-- Begin Records for this task --

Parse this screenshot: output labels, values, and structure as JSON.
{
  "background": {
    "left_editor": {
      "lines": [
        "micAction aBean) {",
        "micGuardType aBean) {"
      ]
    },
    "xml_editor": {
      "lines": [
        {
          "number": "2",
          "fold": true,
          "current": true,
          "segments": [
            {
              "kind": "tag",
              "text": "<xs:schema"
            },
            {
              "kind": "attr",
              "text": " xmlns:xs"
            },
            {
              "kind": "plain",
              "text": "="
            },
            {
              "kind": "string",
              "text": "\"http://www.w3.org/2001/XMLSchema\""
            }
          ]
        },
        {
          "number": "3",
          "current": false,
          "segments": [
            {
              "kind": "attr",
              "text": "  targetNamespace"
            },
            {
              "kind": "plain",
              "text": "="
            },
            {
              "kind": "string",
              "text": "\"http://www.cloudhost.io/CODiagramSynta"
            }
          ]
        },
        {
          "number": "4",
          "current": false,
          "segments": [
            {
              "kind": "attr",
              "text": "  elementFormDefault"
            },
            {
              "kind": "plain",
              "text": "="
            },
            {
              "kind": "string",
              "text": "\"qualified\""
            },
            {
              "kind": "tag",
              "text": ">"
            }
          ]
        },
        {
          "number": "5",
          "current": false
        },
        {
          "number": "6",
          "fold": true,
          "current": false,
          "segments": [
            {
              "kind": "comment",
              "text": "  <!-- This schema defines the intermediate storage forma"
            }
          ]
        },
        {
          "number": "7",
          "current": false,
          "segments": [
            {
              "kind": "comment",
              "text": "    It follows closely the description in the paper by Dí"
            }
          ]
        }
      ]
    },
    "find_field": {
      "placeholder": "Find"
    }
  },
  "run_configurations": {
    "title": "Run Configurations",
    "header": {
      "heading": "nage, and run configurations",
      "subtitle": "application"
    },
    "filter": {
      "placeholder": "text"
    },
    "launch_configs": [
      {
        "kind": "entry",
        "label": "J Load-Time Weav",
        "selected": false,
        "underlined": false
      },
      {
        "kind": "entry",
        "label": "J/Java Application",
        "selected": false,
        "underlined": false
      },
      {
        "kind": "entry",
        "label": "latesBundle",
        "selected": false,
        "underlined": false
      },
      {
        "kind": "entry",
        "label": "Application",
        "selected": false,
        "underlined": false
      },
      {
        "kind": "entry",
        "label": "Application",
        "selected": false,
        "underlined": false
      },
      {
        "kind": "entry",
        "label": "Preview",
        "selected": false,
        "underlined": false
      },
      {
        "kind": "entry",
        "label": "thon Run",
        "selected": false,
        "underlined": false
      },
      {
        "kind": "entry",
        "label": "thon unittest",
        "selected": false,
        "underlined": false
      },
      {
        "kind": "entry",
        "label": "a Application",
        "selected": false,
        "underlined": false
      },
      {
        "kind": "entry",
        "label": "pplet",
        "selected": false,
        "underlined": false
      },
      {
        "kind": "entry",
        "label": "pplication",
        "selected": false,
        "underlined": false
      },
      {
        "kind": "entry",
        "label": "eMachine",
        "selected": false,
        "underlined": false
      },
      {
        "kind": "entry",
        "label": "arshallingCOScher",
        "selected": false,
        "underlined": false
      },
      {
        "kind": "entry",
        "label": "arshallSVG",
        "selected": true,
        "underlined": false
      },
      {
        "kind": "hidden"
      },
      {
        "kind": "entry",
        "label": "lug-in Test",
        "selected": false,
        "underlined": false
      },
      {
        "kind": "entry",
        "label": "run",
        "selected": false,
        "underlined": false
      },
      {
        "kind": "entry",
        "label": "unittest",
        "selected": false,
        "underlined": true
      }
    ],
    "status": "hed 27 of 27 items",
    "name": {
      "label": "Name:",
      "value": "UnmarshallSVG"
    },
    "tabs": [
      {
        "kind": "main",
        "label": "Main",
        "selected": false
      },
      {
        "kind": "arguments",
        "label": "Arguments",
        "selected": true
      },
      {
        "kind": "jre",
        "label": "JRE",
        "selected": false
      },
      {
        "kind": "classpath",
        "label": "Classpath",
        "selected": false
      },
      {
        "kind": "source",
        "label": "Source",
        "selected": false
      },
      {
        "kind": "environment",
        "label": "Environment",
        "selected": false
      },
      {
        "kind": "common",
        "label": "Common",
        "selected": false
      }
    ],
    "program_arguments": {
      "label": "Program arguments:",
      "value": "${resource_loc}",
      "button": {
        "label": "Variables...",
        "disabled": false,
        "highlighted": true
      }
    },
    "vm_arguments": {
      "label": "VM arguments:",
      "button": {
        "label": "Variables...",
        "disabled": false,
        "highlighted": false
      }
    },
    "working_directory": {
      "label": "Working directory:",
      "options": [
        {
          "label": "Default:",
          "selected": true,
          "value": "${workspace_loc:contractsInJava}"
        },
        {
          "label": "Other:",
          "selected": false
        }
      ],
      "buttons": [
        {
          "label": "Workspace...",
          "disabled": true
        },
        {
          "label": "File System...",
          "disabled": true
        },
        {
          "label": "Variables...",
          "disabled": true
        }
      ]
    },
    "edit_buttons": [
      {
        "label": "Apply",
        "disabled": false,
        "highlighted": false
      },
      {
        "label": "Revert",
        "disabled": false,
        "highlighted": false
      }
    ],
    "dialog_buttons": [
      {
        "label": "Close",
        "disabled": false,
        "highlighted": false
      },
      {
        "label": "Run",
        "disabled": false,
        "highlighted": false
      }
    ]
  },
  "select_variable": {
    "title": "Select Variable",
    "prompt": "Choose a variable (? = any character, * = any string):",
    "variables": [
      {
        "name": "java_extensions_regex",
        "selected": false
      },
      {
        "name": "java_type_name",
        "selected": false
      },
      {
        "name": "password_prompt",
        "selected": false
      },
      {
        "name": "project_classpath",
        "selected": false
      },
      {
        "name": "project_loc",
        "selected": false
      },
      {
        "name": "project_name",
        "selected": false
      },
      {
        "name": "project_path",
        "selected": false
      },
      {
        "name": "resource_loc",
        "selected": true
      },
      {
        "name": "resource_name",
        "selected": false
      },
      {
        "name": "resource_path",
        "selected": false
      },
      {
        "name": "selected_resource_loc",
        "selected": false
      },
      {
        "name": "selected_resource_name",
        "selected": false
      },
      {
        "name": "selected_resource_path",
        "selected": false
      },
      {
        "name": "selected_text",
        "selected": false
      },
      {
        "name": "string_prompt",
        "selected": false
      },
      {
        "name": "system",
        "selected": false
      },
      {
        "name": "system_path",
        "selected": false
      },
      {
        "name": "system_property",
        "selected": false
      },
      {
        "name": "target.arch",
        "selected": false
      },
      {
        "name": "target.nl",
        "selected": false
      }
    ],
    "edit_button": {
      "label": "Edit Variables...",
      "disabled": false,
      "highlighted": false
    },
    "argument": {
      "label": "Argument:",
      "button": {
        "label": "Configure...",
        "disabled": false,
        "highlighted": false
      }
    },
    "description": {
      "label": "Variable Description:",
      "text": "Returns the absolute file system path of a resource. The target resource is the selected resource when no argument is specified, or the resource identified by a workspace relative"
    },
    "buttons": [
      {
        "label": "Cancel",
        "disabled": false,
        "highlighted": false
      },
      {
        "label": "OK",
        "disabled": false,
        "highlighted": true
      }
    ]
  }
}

-- End Records for this task --

**Your instructions**.
Repeat the records above exactly.

**Correct response**.
Parse this screenshot: output labels, values, and structure as JSON.
{
  "background": {
    "left_editor": {
      "lines": [
        "micAction aBean) {",
        "micGuardType aBean) {"
      ]
    },
    "xml_editor": {
      "lines": [
        {
          "number": "2",
          "fold": true,
          "current": true,
          "segments": [
            {
              "kind": "tag",
              "text": "<xs:schema"
            },
            {
              "kind": "attr",
              "text": " xmlns:xs"
            },
            {
              "kind": "plain",
              "text": "="
            },
            {
              "kind": "string",
              "text": "\"http://www.w3.org/2001/XMLSchema\""
            }
          ]
        },
        {
          "number": "3",
          "current": false,
          "segments": [
            {
              "kind": "attr",
              "text": "  targetNamespace"
            },
            {
              "kind": "plain",
              "text": "="
            },
            {
              "kind": "string",
              "text": "\"http://www.cloudhost.io/CODiagramSynta"
            }
          ]
        },
        {
          "number": "4",
          "current": false,
          "segments": [
            {
              "kind": "attr",
              "text": "  elementFormDefault"
            },
            {
              "kind": "plain",
              "text": "="
            },
            {
              "kind": "string",
              "text": "\"qualified\""
            },
            {
              "kind": "tag",
              "text": ">"
            }
          ]
        },
        {
          "number": "5",
          "current": false
        },
        {
          "number": "6",
          "fold": true,
          "current": false,
          "segments": [
            {
              "kind": "comment",
              "text": "  <!-- This schema defines the intermediate storage forma"
            }
          ]
        },
        {
          "number": "7",
          "current": false,
          "segments": [
            {
              "kind": "comment",
              "text": "    It follows closely the description in the paper by Dí"
            }
          ]
        }
      ]
    },
    "find_field": {
      "placeholder": "Find"
    }
  },
  "run_configurations": {
    "title": "Run Configurations",
    "header": {
      "heading": "nage, and run configurations",
      "subtitle": "application"
    },
    "filter": {
      "placeholder": "text"
    },
    "launch_configs": [
      {
        "kind": "entry",
        "label": "J Load-Time Weav",
        "selected": false,
        "underlined": false
      },
      {
        "kind": "entry",
        "label": "J/Java Application",
        "selected": false,
        "underlined": false
      },
      {
        "kind": "entry",
        "label": "latesBundle",
        "selected": false,
        "underlined": false
      },
      {
        "kind": "entry",
        "label": "Application",
        "selected": false,
        "underlined": false
      },
      {
        "kind": "entry",
        "label": "Application",
        "selected": false,
        "underlined": false
      },
      {
        "kind": "entry",
        "label": "Preview",
        "selected": false,
        "underlined": false
      },
      {
        "kind": "entry",
        "label": "thon Run",
        "selected": false,
        "underlined": false
      },
      {
        "kind": "entry",
        "label": "thon unittest",
        "selected": false,
        "underlined": false
      },
      {
        "kind": "entry",
        "label": "a Application",
        "selected": false,
        "underlined": false
      },
      {
        "kind": "entry",
        "label": "pplet",
        "selected": false,
        "underlined": false
      },
      {
        "kind": "entry",
        "label": "pplication",
        "selected": false,
        "underlined": false
      },
      {
        "kind": "entry",
        "label": "eMachine",
        "selected": false,
        "underlined": false
      },
      {
        "kind": "entry",
        "label": "arshallingCOScher",
        "selected": false,
        "underlined": false
      },
      {
        "kind": "entry",
        "label": "arshallSVG",
        "selected": true,
        "underlined": false
      },
      {
        "kind": "hidden"
      },
      {
        "kind": "entry",
        "label": "lug-in Test",
        "selected": false,
        "underlined": false
      },
      {
        "kind": "entry",
        "label": "run",
        "selected": false,
        "underlined": false
      },
      {
        "kind": "entry",
        "label": "unittest",
        "selected": false,
        "underlined": true
      }
    ],
    "status": "hed 27 of 27 items",
    "name": {
      "label": "Name:",
      "value": "UnmarshallSVG"
    },
    "tabs": [
      {
        "kind": "main",
        "label": "Main",
        "selected": false
      },
      {
        "kind": "arguments",
        "label": "Arguments",
        "selected": true
      },
      {
        "kind": "jre",
        "label": "JRE",
        "selected": false
      },
      {
        "kind": "classpath",
        "label": "Classpath",
        "selected": false
      },
      {
        "kind": "source",
        "label": "Source",
        "selected": false
      },
      {
        "kind": "environment",
        "label": "Environment",
        "selected": false
      },
      {
        "kind": "common",
        "label": "Common",
        "selected": false
      }
    ],
    "program_arguments": {
      "label": "Program arguments:",
      "value": "${resource_loc}",
      "button": {
        "label": "Variables...",
        "disabled": false,
        "highlighted": true
      }
    },
    "vm_arguments": {
      "label": "VM arguments:",
      "button": {
        "label": "Variables...",
        "disabled": false,
        "highlighted": false
      }
    },
    "working_directory": {
      "label": "Working directory:",
      "options": [
        {
          "label": "Default:",
          "selected": true,
          "value": "${workspace_loc:contractsInJava}"
        },
        {
          "label": "Other:",
          "selected": false
        }
      ],
      "buttons": [
        {
          "label": "Workspace...",
          "disabled": true
        },
        {
          "label": "File System...",
          "disabled": true
        },
        {
          "label": "Variables...",
          "disabled": true
        }
      ]
    },
    "edit_buttons": [
      {
        "label": "Apply",
        "disabled": false,
        "highlighted": false
      },
      {
        "label": "Revert",
        "disabled": false,
        "highlighted": false
      }
    ],
    "dialog_buttons": [
      {
        "label": "Close",
        "disabled": false,
        "highlighted": false
      },
      {
        "label": "Run",
        "disabled": false,
        "highlighted": false
      }
    ]
  },
  "select_variable": {
    "title": "Select Variable",
    "prompt": "Choose a variable (? = any character, * = any string):",
    "variables": [
      {
        "name": "java_extensions_regex",
        "selected": false
      },
      {
        "name": "java_type_name",
        "selected": false
      },
      {
        "name": "password_prompt",
        "selected": false
      },
      {
        "name": "project_classpath",
        "selected": false
      },
      {
        "name": "project_loc",
        "selected": false
      },
      {
        "name": "project_name",
        "selected": false
      },
      {
        "name": "project_path",
        "selected": false
      },
      {
        "name": "resource_loc",
        "selected": true
      },
      {
        "name": "resource_name",
        "selected": false
      },
      {
        "name": "resource_path",
        "selected": false
      },
      {
        "name": "selected_resource_loc",
        "selected": false
      },
      {
        "name": "selected_resource_name",
        "selected": false
      },
      {
        "name": "selected_resource_path",
        "selected": false
      },
      {
        "name": "selected_text",
        "selected": false
      },
      {
        "name": "string_prompt",
        "selected": false
      },
      {
        "name": "system",
        "selected": false
      },
      {
        "name": "system_path",
        "selected": false
      },
      {
        "name": "system_property",
        "selected": false
      },
      {
        "name": "target.arch",
        "selected": false
      },
      {
        "name": "target.nl",
        "selected": false
      }
    ],
    "edit_button": {
      "label": "Edit Variables...",
      "disabled": false,
      "highlighted": false
    },
    "argument": {
      "label": "Argument:",
      "button": {
        "label": "Configure...",
        "disabled": false,
        "highlighted": false
      }
    },
    "description": {
      "label": "Variable Description:",
      "text": "Returns the absolute file system path of a resource. The target resource is the selected resource when no argument is specified, or the resource identified by a workspace relative"
    },
    "buttons": [
      {
        "label": "Cancel",
        "disabled": false,
        "highlighted": false
      },
      {
        "label": "OK",
        "disabled": false,
        "highlighted": true
      }
    ]
  }
}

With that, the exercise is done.